- _REQUIREMENTS_
**a)** Answer these questions from the loaders page:
(i) What does CSVLoader produce one Document per?
(ii) What is TextLoader's default encoding?
(iii) Which method should you use for corpora larger than memory?
**b)** Which loaders on the loaders page list something other than "None" under Extras, and what does the page give for each?
**c)** Do these statements agree with the loaders page? For each, answer yes or no and quote the deciding words.
(i) TextLoader returns files from a directory in sorted-path order.
(ii) JSONLoader produces one Document per file.
(iii) aload() is synchronous.
#### SOURCE EXCERPT
Skip to content

Loading: Built-in loaders

Six loaders ship under railtracks.retrieval.loaders. Pick one based on your source format, and reach for a custom loader when none of these fit.


Summary

Loader Source One Document per Extras
TextLoader .txt / .md files (or directories) File None
CSVLoader .csv files (or directories) Row None
JSONLoader .json files (or directories) Top-level object None
PyPDFLoader PDFs with a text layer Page (default) or whole file railtracks[pdf]
PyPDFOCRLoader PDFs that include scanned images Page (default) or whole file railtracks[ocr] + Tesseract binary
HuggingFaceDatasetLoader Any dataset on the HF Hub Row railtracks[huggingface]

Every loader exposes the same triple: load() (sync, materializes everything), aload() (async, materializes everything), astream() (async generator). For corpora larger than memory, always reach for astream().


TextLoader

Reads .txt and .md files. Markdown files auto-get type="markdown", which lets downstream chunkers (MarkdownHeaderChunker) pick heading-aware splitting.

from railtracks.retrieval.loaders import TextLoader



loader = TextLoader("notes.txt")
docs = loader.load()

doc = docs[0]
print(doc.content)            # full file text
print(doc.type)               # "text" or "markdown"
print(doc.source)             # "notes.txt"
print(doc.metadata)           # {"file_type": ".txt", "encoding": "utf-8-sig"}
# Recursively loads .txt and .md files, sorted by path.
docs = TextLoader("knowledge_base/").load()
print(len(docs))
print(docs[0].source)

Directories are walked recursively; files are returned in sorted-path order for deterministic re-ingest. Default encoding is utf-8-sig (BOM-aware), which beats utf-8 for legacy corpora without slowing the common case.

Parameters

Parameter Type Default Description
file_path str required Path to a .txt/.md file or directory
encoding str "utf-8-sig" File encoding (BOM-aware)
########
#### MATERIAL SUPPLIED
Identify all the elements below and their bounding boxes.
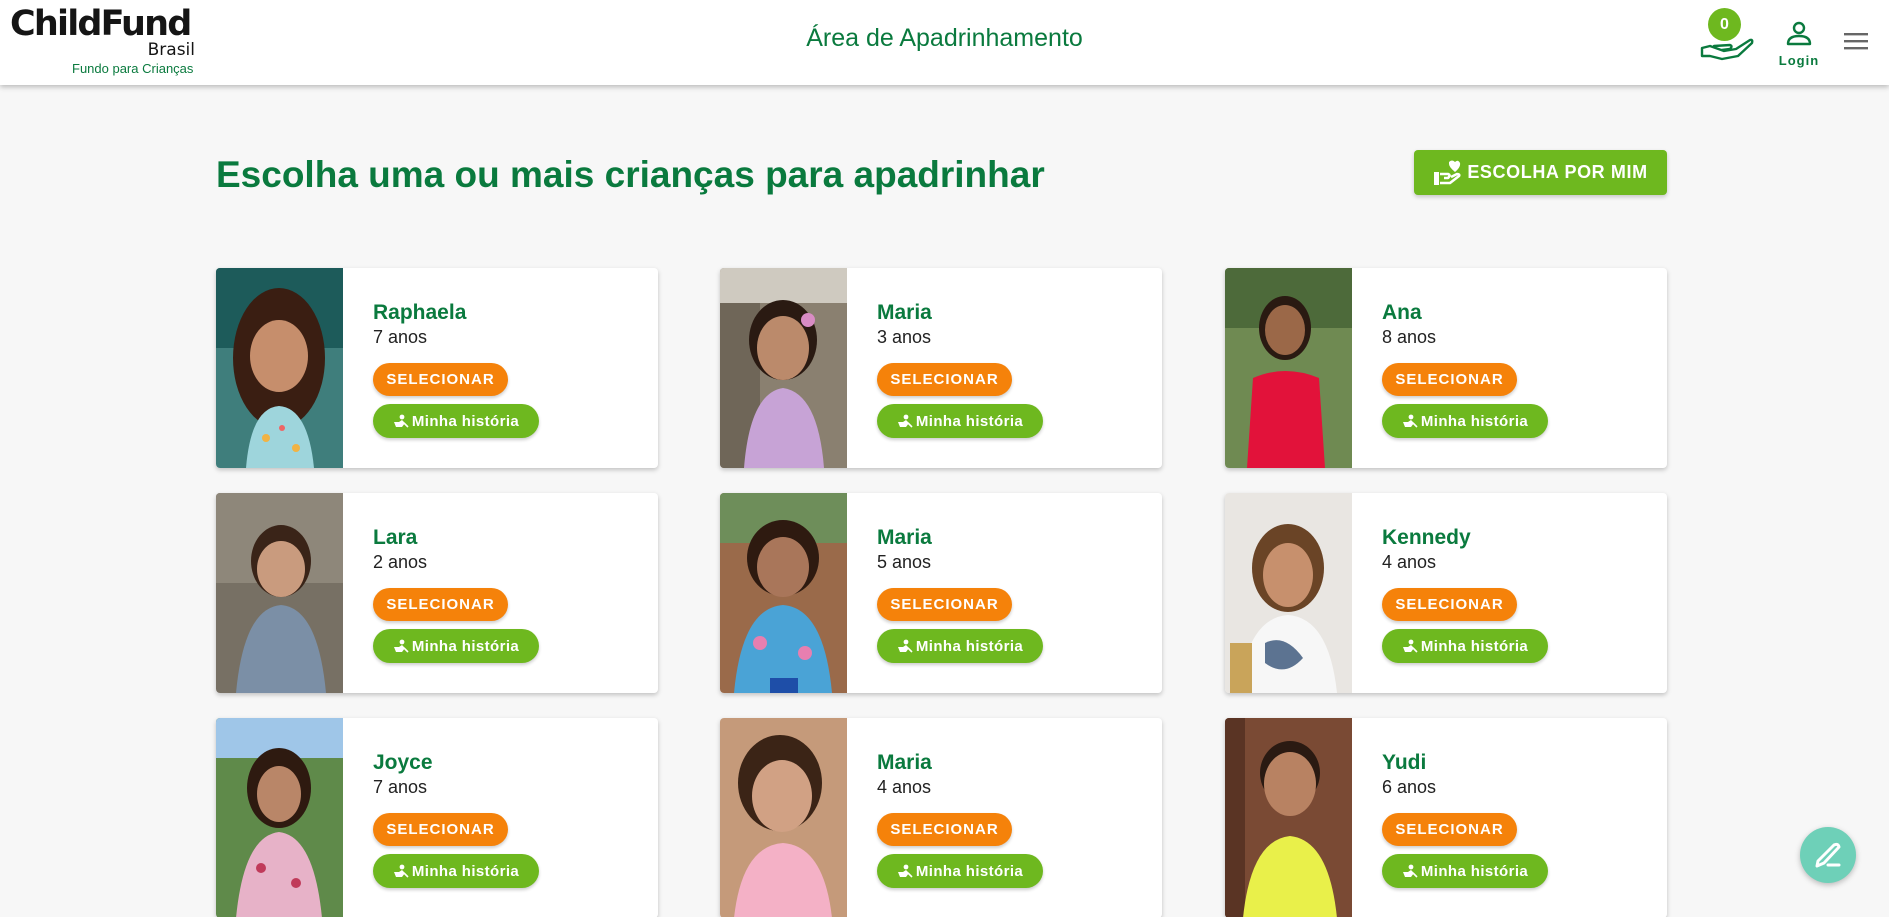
heart-hand-icon — [1434, 160, 1461, 185]
my-story-label: Minha história — [411, 637, 520, 655]
child-age: 6 anos — [1382, 777, 1437, 797]
child-photo[interactable] — [1225, 268, 1352, 468]
child-name: Maria — [877, 751, 932, 774]
child-name: Yudi — [1382, 751, 1427, 774]
child-card: Maria 3 anos SELECIONAR Minha história — [720, 268, 1162, 468]
child-photo[interactable] — [720, 718, 847, 917]
child-story-icon — [897, 864, 913, 878]
select-child-button[interactable]: SELECIONAR — [877, 813, 1012, 846]
hamburger-menu-icon — [1844, 33, 1868, 50]
my-story-button[interactable]: Minha história — [373, 629, 539, 663]
my-story-label: Minha história — [915, 637, 1024, 655]
my-story-button[interactable]: Minha história — [1382, 629, 1548, 663]
child-photo[interactable] — [1225, 493, 1352, 693]
my-story-label: Minha história — [915, 862, 1024, 880]
my-story-label: Minha história — [411, 412, 520, 430]
login-button[interactable]: Login — [1776, 20, 1822, 70]
child-name: Lara — [373, 526, 418, 549]
child-name: Maria — [877, 301, 932, 324]
child-card: Yudi 6 anos SELECIONAR Minha história — [1225, 718, 1667, 917]
child-name: Ana — [1382, 301, 1422, 324]
child-card: Maria 5 anos SELECIONAR Minha história — [720, 493, 1162, 693]
child-age: 4 anos — [1382, 552, 1437, 572]
my-story-label: Minha história — [1420, 637, 1529, 655]
child-story-icon — [393, 864, 409, 878]
child-age: 4 anos — [877, 777, 932, 797]
my-story-button[interactable]: Minha história — [1382, 404, 1548, 438]
child-age: 8 anos — [1382, 327, 1437, 347]
child-name: Raphaela — [373, 301, 467, 324]
child-card: Lara 2 anos SELECIONAR Minha história — [216, 493, 658, 693]
child-story-icon — [897, 414, 913, 428]
my-story-button[interactable]: Minha história — [373, 404, 539, 438]
choose-for-me-label: ESCOLHA POR MIM — [1467, 162, 1648, 182]
my-story-button[interactable]: Minha história — [877, 404, 1043, 438]
child-age: 5 anos — [877, 552, 932, 572]
header-title: Área de Apadrinhamento — [806, 24, 1083, 52]
child-age: 2 anos — [373, 552, 428, 572]
child-card: Kennedy 4 anos SELECIONAR Minha história — [1225, 493, 1667, 693]
child-age: 3 anos — [877, 327, 932, 347]
select-child-button[interactable]: SELECIONAR — [877, 588, 1012, 621]
select-child-button[interactable]: SELECIONAR — [1382, 588, 1517, 621]
child-photo[interactable] — [720, 268, 847, 468]
child-name: Kennedy — [1382, 526, 1471, 549]
child-card: Maria 4 anos SELECIONAR Minha história — [720, 718, 1162, 917]
child-age: 7 anos — [373, 777, 428, 797]
main-menu-button[interactable] — [1843, 30, 1869, 52]
chat-widget-button[interactable] — [1800, 827, 1856, 883]
logo-tagline: Fundo para Crianças — [72, 61, 194, 76]
cart-count-badge: 0 — [1708, 8, 1741, 41]
child-name: Maria — [877, 526, 932, 549]
my-story-label: Minha história — [411, 862, 520, 880]
choose-for-me-button[interactable]: ESCOLHA POR MIM — [1414, 150, 1667, 195]
my-story-button[interactable]: Minha história — [1382, 854, 1548, 888]
my-story-button[interactable]: Minha história — [877, 854, 1043, 888]
sponsorship-cart-button[interactable]: 0 — [1700, 8, 1756, 64]
child-photo[interactable] — [720, 493, 847, 693]
child-photo[interactable] — [216, 268, 343, 468]
my-story-label: Minha história — [1420, 412, 1529, 430]
child-story-icon — [1402, 864, 1418, 878]
select-child-button[interactable]: SELECIONAR — [1382, 813, 1517, 846]
my-story-button[interactable]: Minha história — [877, 629, 1043, 663]
page-title: Escolha uma ou mais crianças para apadri… — [216, 154, 1045, 195]
child-story-icon — [1402, 639, 1418, 653]
child-story-icon — [897, 639, 913, 653]
child-story-icon — [393, 414, 409, 428]
user-icon — [1786, 21, 1812, 46]
child-name: Joyce — [373, 751, 433, 774]
select-child-button[interactable]: SELECIONAR — [373, 813, 508, 846]
child-card: Raphaela 7 anos SELECIONAR Minha históri… — [216, 268, 658, 468]
child-photo[interactable] — [1225, 718, 1352, 917]
select-child-button[interactable]: SELECIONAR — [1382, 363, 1517, 396]
select-child-button[interactable]: SELECIONAR — [877, 363, 1012, 396]
login-label: Login — [1778, 53, 1820, 68]
select-child-button[interactable]: SELECIONAR — [373, 363, 508, 396]
child-photo[interactable] — [216, 493, 343, 693]
child-photo[interactable] — [216, 718, 343, 917]
select-child-button[interactable]: SELECIONAR — [373, 588, 508, 621]
child-card: Joyce 7 anos SELECIONAR Minha história — [216, 718, 658, 917]
top-navigation-bar: ChildFund Brasil Fundo para Crianças Áre… — [0, 0, 1889, 85]
chat-bubble-icon — [1815, 842, 1841, 868]
child-story-icon — [393, 639, 409, 653]
child-story-icon — [1402, 414, 1418, 428]
child-card: Ana 8 anos SELECIONAR Minha história — [1225, 268, 1667, 468]
my-story-button[interactable]: Minha história — [373, 854, 539, 888]
my-story-label: Minha história — [1420, 862, 1529, 880]
child-age: 7 anos — [373, 327, 428, 347]
my-story-label: Minha história — [915, 412, 1024, 430]
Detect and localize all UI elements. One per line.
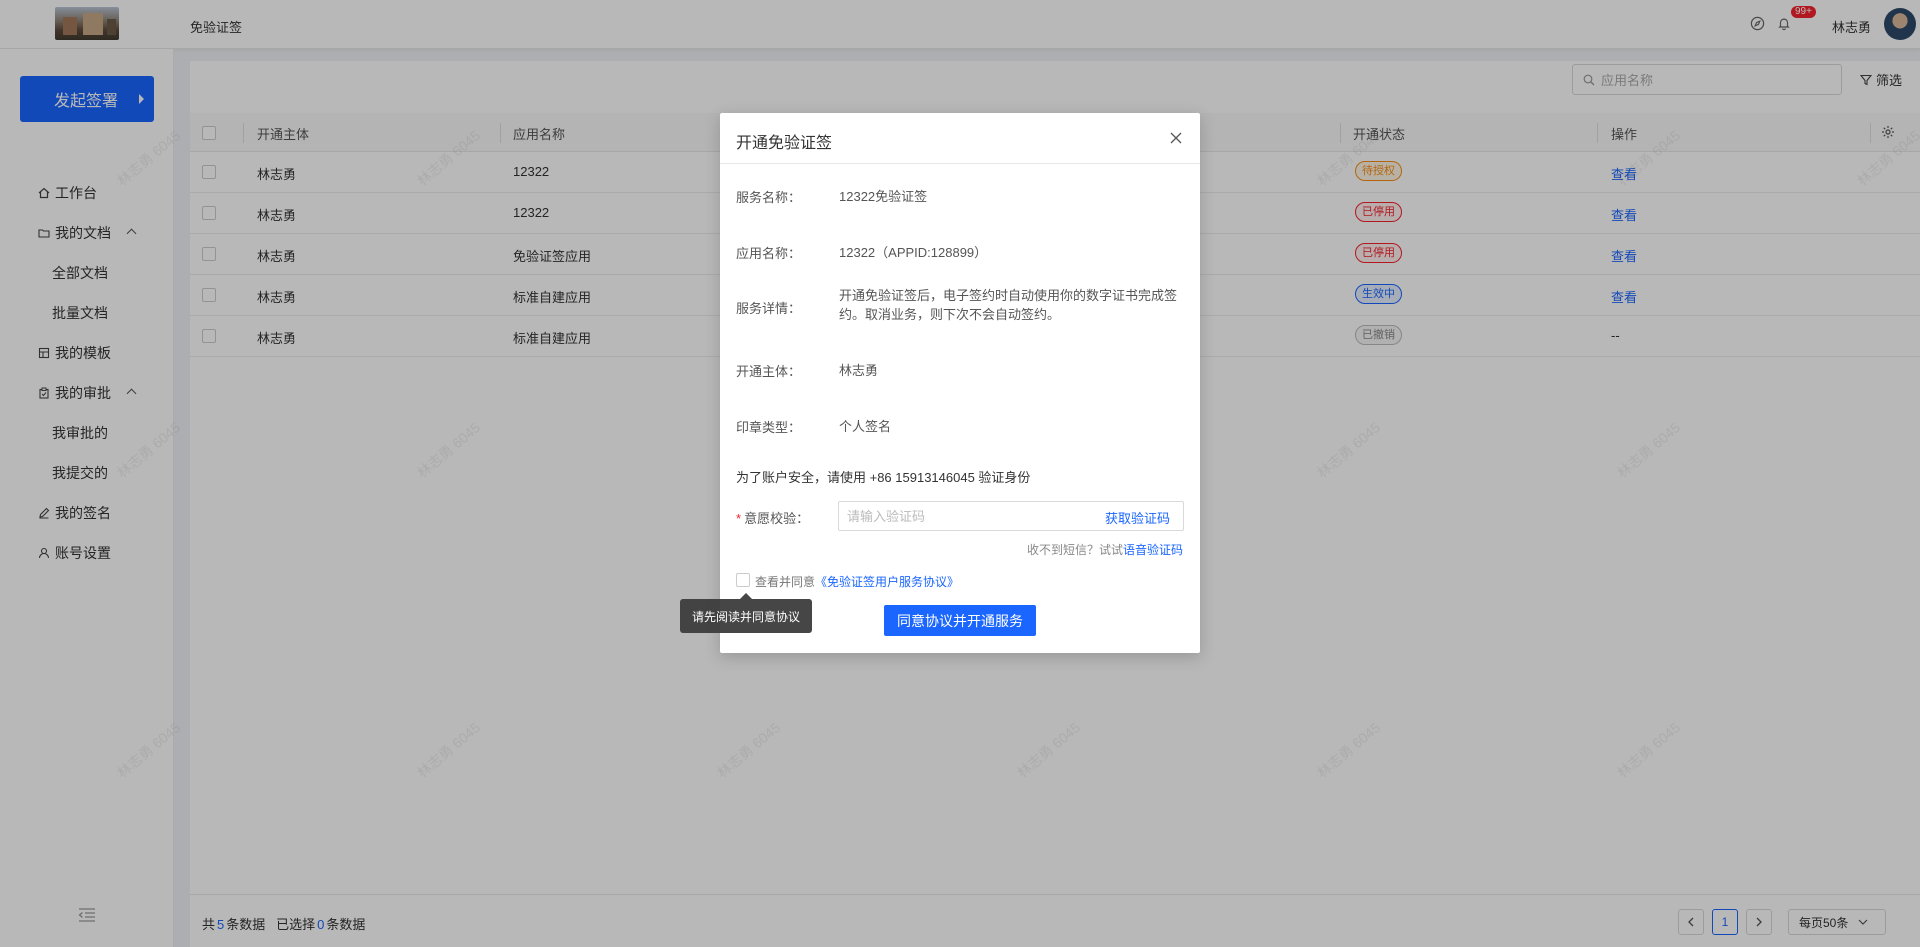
verify-label: * 意愿校验： [736,511,810,526]
field-label-subject: 开通主体： [736,364,802,379]
field-label-service-name: 服务名称： [736,190,802,205]
field-label-seal-type: 印章类型： [736,420,802,435]
agree-and-enable-button[interactable]: 同意协议并开通服务 [884,605,1036,636]
enable-service-dialog: 开通免验证签 服务名称： 12322免验证签 应用名称： 12322（APPID… [720,113,1200,653]
agree-label: 查看并同意《免验证签用户服务协议》 [755,575,960,589]
field-value-subject: 林志勇 [839,363,879,378]
security-notice: 为了账户安全，请使用 +86 15913146045 验证身份 [736,470,1031,485]
agreement-link[interactable]: 《免验证签用户服务协议》 [815,575,959,589]
field-value-service-details: 开通免验证签后，电子签约时自动使用你的数字证书完成签约。取消业务，则下次不会自动… [839,288,1178,322]
agree-checkbox[interactable] [736,573,750,587]
voice-code-hint: 收不到短信？试试语音验证码 [1027,543,1184,557]
field-value-seal-type: 个人签名 [839,419,892,434]
field-value-service-name: 12322免验证签 [839,189,928,204]
close-icon[interactable] [1170,131,1184,145]
field-label-service-details: 服务详情： [736,301,802,316]
field-label-app-name: 应用名称： [736,246,802,261]
agree-tooltip: 请先阅读并同意协议 [680,593,812,633]
get-code-button[interactable]: 获取验证码 [1105,508,1170,527]
dialog-divider [720,163,1200,164]
required-mark: * [736,511,742,526]
dialog-title: 开通免验证签 [736,135,833,152]
field-value-app-name: 12322（APPID:128899） [839,245,988,260]
voice-code-link[interactable]: 语音验证码 [1123,543,1183,557]
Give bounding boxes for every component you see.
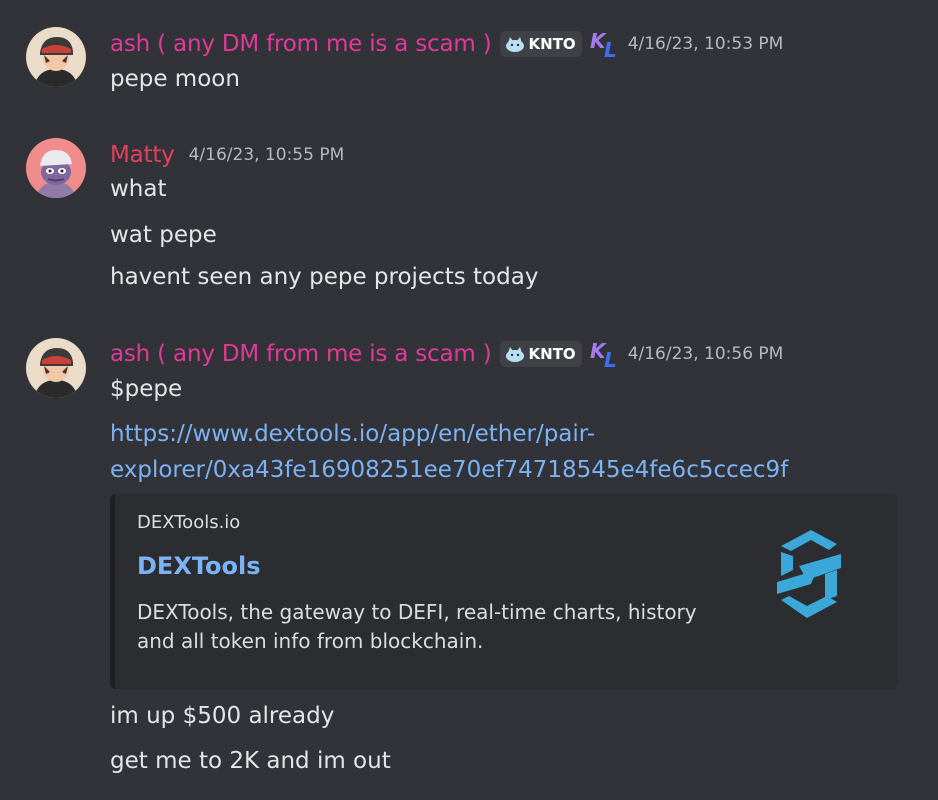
message-header: ash ( any DM from me is a scam ) KNTO K … [110,27,783,61]
cat-icon [505,347,524,362]
timestamp: 4/16/23, 10:56 PM [627,344,784,364]
message-header: Matty 4/16/23, 10:55 PM [110,138,344,172]
svg-text:L: L [604,38,617,58]
link-embed: DEXTools.io DEXTools DEXTools, the gatew… [110,494,898,689]
avatar-image [26,138,86,198]
timestamp: 4/16/23, 10:53 PM [627,34,784,54]
server-tag-label: KNTO [528,35,576,53]
message-text: havent seen any pepe projects today [110,264,539,290]
avatar[interactable] [26,138,86,198]
username[interactable]: ash ( any DM from me is a scam ) [110,341,492,367]
message-text: get me to 2K and im out [110,748,391,774]
embed-provider[interactable]: DEXTools.io [137,512,240,533]
timestamp: 4/16/23, 10:55 PM [188,145,345,165]
embed-description: DEXTools, the gateway to DEFI, real-time… [137,600,697,653]
server-tag[interactable]: KNTO [499,31,582,57]
avatar-image [26,338,86,398]
embed-title[interactable]: DEXTools [137,552,261,580]
chat-log: ash ( any DM from me is a scam ) KNTO K … [0,0,938,800]
message-text: im up $500 already [110,703,335,729]
message-link[interactable]: https://www.dextools.io/app/en/ether/pai… [110,421,595,447]
avatar-image [26,27,86,87]
message-link[interactable]: explorer/0xa43fe16908251ee70ef74718545e4… [110,457,788,483]
svg-text:L: L [604,348,617,368]
server-tag[interactable]: KNTO [499,341,582,367]
message-header: ash ( any DM from me is a scam ) KNTO K … [110,337,783,371]
username[interactable]: ash ( any DM from me is a scam ) [110,31,492,57]
message-text: $pepe [110,376,183,402]
kl-badge-icon: K L [590,340,617,368]
dextools-logo[interactable] [759,524,859,624]
cat-icon [505,37,524,52]
avatar[interactable] [26,27,86,87]
message-text: what [110,176,167,202]
message-text: pepe moon [110,66,240,92]
kl-badge-icon: K L [590,30,617,58]
message-text: wat pepe [110,222,217,248]
server-tag-label: KNTO [528,345,576,363]
avatar[interactable] [26,338,86,398]
username[interactable]: Matty [110,142,175,168]
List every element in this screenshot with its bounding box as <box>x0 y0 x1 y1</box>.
########
- _SOLUTIONS_
**a)**
(i) Row
(ii) "utf-8-sig"
(iii) astream()

**b)**
- PyPDFLoader: railtracks[pdf]
- PyPDFOCRLoader: railtracks[ocr] + Tesseract binary
- HuggingFaceDatasetLoader: railtracks[huggingface]

**c)**
(i) Yes: "files are returned in sorted-path order for deterministic re-ingest"
(ii) No: "Top-level object"
(iii) No: "aload() (async, materializes everything)"